» **Job**
Check every line in the records below for the word "Technology" and report how many have it, nothing more.

· · · · · · ·

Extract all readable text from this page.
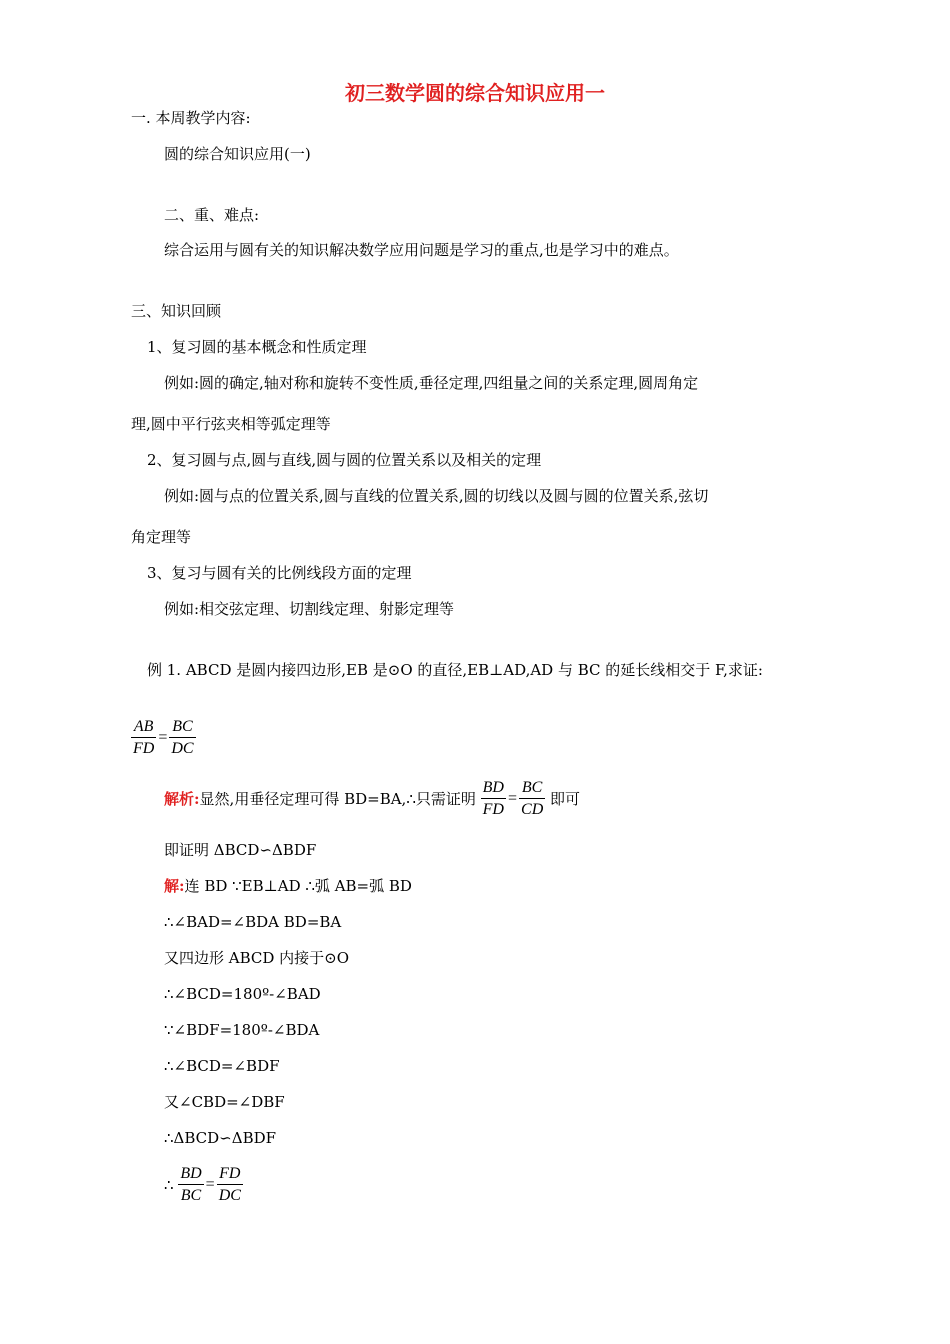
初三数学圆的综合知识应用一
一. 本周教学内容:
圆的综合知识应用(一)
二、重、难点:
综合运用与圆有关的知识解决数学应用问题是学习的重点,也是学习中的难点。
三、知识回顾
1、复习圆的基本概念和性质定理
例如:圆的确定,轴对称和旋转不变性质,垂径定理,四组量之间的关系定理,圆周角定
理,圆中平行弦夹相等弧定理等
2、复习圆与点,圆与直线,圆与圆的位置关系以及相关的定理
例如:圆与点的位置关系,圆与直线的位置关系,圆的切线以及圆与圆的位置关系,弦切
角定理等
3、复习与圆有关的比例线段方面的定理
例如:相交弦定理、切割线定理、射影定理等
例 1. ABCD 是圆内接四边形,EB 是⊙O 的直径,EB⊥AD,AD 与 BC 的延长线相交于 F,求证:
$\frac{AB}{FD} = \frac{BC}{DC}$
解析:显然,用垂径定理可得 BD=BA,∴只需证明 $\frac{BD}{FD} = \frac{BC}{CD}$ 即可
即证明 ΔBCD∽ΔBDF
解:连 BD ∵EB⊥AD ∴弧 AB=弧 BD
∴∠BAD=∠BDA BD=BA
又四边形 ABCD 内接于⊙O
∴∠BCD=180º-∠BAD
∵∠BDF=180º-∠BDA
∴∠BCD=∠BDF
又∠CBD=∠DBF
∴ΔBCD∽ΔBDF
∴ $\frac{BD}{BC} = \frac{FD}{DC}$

· · · · · · ·

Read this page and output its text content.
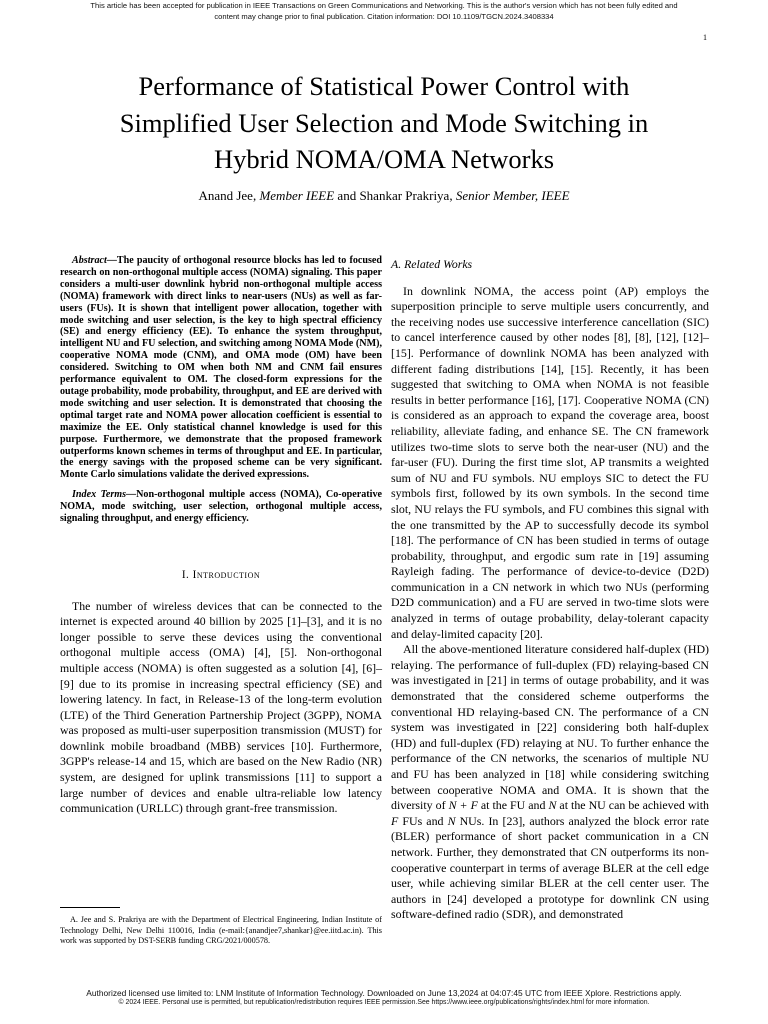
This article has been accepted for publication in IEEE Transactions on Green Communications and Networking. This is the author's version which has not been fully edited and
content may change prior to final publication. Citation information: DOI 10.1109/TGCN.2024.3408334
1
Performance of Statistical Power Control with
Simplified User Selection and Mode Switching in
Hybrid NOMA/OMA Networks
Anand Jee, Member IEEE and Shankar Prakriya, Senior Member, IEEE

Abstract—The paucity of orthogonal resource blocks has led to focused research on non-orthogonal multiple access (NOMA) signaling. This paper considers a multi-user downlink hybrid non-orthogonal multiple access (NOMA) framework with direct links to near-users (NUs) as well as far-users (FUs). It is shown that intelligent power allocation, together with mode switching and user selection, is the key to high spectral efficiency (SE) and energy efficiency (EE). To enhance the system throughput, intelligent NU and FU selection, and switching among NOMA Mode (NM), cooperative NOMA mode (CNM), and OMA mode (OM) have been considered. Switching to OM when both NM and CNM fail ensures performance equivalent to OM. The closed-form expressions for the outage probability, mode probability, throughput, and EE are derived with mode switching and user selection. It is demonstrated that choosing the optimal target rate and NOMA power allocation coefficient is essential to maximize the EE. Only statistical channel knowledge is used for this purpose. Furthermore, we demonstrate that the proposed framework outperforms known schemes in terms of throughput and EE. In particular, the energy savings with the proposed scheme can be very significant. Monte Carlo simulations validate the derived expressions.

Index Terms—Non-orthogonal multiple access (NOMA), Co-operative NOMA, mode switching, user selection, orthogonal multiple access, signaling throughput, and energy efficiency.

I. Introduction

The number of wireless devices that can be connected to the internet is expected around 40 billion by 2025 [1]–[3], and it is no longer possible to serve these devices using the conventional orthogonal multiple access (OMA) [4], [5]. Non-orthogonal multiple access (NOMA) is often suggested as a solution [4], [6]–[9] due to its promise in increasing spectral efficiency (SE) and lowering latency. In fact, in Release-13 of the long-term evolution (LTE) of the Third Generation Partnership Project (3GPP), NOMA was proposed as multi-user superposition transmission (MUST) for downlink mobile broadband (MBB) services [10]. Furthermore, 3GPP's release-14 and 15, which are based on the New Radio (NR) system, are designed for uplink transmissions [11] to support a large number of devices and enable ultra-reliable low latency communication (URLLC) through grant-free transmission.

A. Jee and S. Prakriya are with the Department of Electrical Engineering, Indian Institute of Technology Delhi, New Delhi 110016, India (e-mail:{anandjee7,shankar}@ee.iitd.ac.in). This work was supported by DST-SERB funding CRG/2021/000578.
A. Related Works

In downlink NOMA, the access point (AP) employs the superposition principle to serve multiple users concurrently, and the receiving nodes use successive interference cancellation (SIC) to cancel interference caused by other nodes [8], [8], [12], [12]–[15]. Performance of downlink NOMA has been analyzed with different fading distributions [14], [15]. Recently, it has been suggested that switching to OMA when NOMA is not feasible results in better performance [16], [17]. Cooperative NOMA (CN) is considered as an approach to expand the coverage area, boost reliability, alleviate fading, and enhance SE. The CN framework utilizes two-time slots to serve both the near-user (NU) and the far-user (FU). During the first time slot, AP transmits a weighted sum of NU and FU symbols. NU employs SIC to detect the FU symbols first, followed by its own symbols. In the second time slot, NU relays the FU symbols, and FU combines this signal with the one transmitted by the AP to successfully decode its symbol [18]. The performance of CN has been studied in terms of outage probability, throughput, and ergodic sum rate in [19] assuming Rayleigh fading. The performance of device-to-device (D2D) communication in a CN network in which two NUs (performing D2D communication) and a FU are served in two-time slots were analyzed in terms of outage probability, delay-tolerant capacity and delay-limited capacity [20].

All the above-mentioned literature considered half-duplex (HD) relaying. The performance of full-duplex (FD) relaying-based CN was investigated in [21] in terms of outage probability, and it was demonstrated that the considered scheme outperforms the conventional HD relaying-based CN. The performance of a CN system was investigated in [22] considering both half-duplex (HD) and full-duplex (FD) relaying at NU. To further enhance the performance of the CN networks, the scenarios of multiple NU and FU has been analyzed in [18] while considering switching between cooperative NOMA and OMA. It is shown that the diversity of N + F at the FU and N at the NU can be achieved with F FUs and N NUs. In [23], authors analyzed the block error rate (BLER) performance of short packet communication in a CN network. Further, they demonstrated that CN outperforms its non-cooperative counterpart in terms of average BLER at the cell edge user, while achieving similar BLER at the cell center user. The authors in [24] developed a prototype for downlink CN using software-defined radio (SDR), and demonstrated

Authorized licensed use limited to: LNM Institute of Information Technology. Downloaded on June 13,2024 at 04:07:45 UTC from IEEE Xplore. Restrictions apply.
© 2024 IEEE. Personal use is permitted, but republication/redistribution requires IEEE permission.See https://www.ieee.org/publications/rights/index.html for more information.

· · · · · · ·

» **Worked answer**
2